* **Passage provided**:
SLAVERY—ACTION FOR HINDERING AND OBSTRUCTING ARREST OF FUGITIVE—WHAT CONSTITUTES THE OFFENCE—HARBORING.
1. To sustain the allegation of hindering or obstructing the arrest of a fugitive from labor
1096under the act of congress of February 12, 1793 [1 Stat. 302], some act of interference, on the part of the defendant, must be proved, tending to impair the right of recaption, secured by the statute.
2. The statute imposes no obligation on any one, to aid in the recaption of such fugitive; and the penalties of the act of congress are not incurred, by one who is merely passive, in the attempt of the owner or his agent, to arrest the alleged fugitive.
3. An inquiry, made in good faith, as to the authority by which the arrest is sought to be made, is not a violation of the act of congress. Neither are the penalties of the act incurred by insisting that the person claimed as a fugitive shall have a fair trial, on the question, whether such person is a fugitive.
4. It is not necessary, to constitute a hindrance or obstruction, within the meaning of the act, that force or violence should be resorted to, to defeat the arrest.
5. The refusal to permit an arrest on the premises of another, after notice that the person sought to be arrested is a fugitive from labor, and a demand of permission to arrest such person, is a hindrance or obstruction.
6. The withdrawal or removal of the alleged fugitive, by the order or direction of another, so as to prevent an arrest, is a hindrance and obstruction.
7. The person seeking to make the arrest is under no obligation to commit a trespass, or breach of the peace, in carrying out his purpose to arrest.

* **Things to do**:
1. List each kind of conduct that the passage on obstructing a fugitive's arrest says does not incur the act's penalties.
2. Reproduce the listing from its first line through the line that contains "folder-zip-icon — [272, 435, 285, 446]", including both of those lines.

* **Working data**:
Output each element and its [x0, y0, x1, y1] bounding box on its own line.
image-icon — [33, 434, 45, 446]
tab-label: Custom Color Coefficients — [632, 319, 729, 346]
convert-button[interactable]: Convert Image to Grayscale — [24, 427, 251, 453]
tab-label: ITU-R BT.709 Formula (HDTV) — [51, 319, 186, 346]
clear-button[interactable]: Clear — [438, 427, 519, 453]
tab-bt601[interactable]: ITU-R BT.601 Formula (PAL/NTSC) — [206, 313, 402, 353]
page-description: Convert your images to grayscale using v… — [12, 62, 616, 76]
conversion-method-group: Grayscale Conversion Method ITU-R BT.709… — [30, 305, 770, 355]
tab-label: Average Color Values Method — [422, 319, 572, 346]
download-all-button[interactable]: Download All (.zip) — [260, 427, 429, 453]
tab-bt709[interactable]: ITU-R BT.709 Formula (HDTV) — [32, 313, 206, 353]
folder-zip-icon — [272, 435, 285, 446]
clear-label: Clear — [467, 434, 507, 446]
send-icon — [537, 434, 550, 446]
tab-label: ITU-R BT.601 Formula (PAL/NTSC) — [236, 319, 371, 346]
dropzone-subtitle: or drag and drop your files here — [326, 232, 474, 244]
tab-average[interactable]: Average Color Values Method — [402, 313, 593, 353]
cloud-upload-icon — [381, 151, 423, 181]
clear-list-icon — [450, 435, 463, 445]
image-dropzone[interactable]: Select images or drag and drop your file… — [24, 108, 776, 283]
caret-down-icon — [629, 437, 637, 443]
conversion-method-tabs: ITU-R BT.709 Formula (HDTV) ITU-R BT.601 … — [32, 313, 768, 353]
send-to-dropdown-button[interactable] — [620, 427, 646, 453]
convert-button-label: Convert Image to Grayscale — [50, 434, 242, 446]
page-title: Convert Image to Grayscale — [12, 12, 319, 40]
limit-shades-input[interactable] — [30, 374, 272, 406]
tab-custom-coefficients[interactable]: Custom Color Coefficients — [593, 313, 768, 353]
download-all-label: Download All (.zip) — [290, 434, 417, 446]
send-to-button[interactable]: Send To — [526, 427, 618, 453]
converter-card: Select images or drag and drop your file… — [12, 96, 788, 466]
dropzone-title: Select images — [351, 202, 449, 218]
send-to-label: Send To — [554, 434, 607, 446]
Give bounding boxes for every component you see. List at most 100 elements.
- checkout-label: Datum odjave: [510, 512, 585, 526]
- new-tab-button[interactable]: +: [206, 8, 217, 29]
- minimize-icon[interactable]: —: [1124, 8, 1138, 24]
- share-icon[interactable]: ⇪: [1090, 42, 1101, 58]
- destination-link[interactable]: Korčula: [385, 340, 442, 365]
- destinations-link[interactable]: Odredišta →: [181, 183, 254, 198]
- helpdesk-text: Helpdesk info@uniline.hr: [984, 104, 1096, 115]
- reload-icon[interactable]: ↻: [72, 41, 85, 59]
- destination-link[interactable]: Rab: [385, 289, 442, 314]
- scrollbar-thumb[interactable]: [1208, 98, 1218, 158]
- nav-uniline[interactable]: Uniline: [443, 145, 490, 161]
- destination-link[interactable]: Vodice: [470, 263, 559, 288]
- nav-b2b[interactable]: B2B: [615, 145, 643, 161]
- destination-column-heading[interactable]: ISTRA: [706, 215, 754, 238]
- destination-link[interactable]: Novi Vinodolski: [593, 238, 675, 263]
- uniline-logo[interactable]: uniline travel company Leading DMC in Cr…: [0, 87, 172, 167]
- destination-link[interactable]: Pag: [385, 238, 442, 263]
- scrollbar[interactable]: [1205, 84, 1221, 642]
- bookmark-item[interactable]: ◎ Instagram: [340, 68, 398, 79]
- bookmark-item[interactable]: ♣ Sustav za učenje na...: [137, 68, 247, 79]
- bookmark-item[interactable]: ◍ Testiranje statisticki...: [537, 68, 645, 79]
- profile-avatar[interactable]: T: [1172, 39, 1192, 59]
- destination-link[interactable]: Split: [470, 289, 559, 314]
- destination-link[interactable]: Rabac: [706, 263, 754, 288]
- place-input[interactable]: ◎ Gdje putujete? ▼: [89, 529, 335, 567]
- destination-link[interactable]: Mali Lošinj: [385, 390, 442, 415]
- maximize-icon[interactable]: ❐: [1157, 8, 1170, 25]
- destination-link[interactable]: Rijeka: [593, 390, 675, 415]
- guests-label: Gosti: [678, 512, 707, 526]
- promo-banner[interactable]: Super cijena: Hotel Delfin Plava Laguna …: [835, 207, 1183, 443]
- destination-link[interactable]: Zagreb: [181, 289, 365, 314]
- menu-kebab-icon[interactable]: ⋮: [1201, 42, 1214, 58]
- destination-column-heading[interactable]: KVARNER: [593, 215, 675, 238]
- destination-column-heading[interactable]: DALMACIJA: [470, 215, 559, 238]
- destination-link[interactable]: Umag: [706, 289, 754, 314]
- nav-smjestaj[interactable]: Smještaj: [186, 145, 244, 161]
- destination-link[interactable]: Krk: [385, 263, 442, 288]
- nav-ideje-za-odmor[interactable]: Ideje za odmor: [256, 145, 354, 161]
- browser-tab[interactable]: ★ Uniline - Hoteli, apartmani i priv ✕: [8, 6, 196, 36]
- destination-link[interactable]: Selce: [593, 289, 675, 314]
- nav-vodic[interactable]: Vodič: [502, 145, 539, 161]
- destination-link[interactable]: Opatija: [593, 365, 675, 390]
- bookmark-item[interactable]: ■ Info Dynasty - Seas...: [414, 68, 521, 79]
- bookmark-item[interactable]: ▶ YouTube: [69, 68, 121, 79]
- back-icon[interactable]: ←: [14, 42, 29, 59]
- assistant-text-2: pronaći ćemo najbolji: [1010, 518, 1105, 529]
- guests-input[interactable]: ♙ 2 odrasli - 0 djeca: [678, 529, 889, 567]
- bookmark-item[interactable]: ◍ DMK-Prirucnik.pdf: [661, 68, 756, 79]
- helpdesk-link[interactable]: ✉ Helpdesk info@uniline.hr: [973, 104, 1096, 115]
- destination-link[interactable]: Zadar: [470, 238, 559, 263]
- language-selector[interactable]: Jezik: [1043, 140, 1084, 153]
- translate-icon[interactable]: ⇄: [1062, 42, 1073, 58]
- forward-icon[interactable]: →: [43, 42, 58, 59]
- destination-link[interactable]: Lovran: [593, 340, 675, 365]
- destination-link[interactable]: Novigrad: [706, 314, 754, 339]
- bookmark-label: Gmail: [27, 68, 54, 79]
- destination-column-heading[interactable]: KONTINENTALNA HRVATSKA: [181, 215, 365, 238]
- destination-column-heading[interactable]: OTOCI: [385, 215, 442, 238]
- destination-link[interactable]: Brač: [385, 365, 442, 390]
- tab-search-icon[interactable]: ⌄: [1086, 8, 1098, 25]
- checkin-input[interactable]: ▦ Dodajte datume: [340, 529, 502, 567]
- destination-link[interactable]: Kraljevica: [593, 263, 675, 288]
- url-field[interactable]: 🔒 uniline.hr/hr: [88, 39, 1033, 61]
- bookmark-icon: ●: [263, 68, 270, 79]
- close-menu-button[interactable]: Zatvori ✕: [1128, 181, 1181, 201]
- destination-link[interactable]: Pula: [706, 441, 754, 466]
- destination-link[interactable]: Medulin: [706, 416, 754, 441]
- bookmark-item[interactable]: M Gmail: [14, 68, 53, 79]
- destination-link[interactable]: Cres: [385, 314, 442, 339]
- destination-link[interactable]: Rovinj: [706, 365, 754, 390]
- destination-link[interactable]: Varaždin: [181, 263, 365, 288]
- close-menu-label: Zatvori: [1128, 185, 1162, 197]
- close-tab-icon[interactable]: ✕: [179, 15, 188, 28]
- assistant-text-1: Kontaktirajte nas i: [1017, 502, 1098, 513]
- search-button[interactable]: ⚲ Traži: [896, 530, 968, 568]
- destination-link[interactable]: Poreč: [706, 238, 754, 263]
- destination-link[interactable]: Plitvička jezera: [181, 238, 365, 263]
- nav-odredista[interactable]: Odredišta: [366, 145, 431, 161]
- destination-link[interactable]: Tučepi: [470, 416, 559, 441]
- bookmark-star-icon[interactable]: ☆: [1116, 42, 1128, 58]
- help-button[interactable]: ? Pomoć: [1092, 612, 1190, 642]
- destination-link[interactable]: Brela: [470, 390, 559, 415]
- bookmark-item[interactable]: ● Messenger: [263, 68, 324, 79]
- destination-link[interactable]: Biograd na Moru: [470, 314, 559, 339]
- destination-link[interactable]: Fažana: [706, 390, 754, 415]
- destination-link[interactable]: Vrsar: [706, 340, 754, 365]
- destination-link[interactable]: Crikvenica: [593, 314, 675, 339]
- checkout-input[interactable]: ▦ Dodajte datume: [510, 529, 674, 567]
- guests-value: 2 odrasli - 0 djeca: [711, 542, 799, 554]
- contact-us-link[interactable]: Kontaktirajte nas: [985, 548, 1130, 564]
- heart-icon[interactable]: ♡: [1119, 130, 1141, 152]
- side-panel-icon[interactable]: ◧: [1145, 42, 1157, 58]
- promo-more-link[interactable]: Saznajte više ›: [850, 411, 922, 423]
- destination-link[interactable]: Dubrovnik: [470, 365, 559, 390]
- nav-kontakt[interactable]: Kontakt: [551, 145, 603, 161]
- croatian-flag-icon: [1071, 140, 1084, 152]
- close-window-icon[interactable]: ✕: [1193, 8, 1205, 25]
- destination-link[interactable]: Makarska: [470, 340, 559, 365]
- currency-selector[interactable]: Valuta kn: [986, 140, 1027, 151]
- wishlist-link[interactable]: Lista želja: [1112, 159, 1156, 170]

* **Exercise results**:
1.
- Being merely passive in the attempt of the owner or his agent to arrest the alleged fugitive
- Making an inquiry in good faith as to the authority by which the arrest is sought to be made
- Insisting that the person claimed as a fugitive shall have a fair trial on the question of whether that person is a fugitive

2.
Output each element and its [x0, y0, x1, y1] bounding box on its own line.
image-icon — [33, 434, 45, 446]
tab-label: Custom Color Coefficients — [632, 319, 729, 346]
convert-button[interactable]: Convert Image to Grayscale — [24, 427, 251, 453]
tab-label: ITU-R BT.709 Formula (HDTV) — [51, 319, 186, 346]
clear-button[interactable]: Clear — [438, 427, 519, 453]
tab-bt601[interactable]: ITU-R BT.601 Formula (PAL/NTSC) — [206, 313, 402, 353]
page-description: Convert your images to grayscale using v… — [12, 62, 616, 76]
conversion-method-group: Grayscale Conversion Method ITU-R BT.709… — [30, 305, 770, 355]
tab-label: Average Color Values Method — [422, 319, 572, 346]
download-all-button[interactable]: Download All (.zip) — [260, 427, 429, 453]
tab-bt709[interactable]: ITU-R BT.709 Formula (HDTV) — [32, 313, 206, 353]
folder-zip-icon — [272, 435, 285, 446]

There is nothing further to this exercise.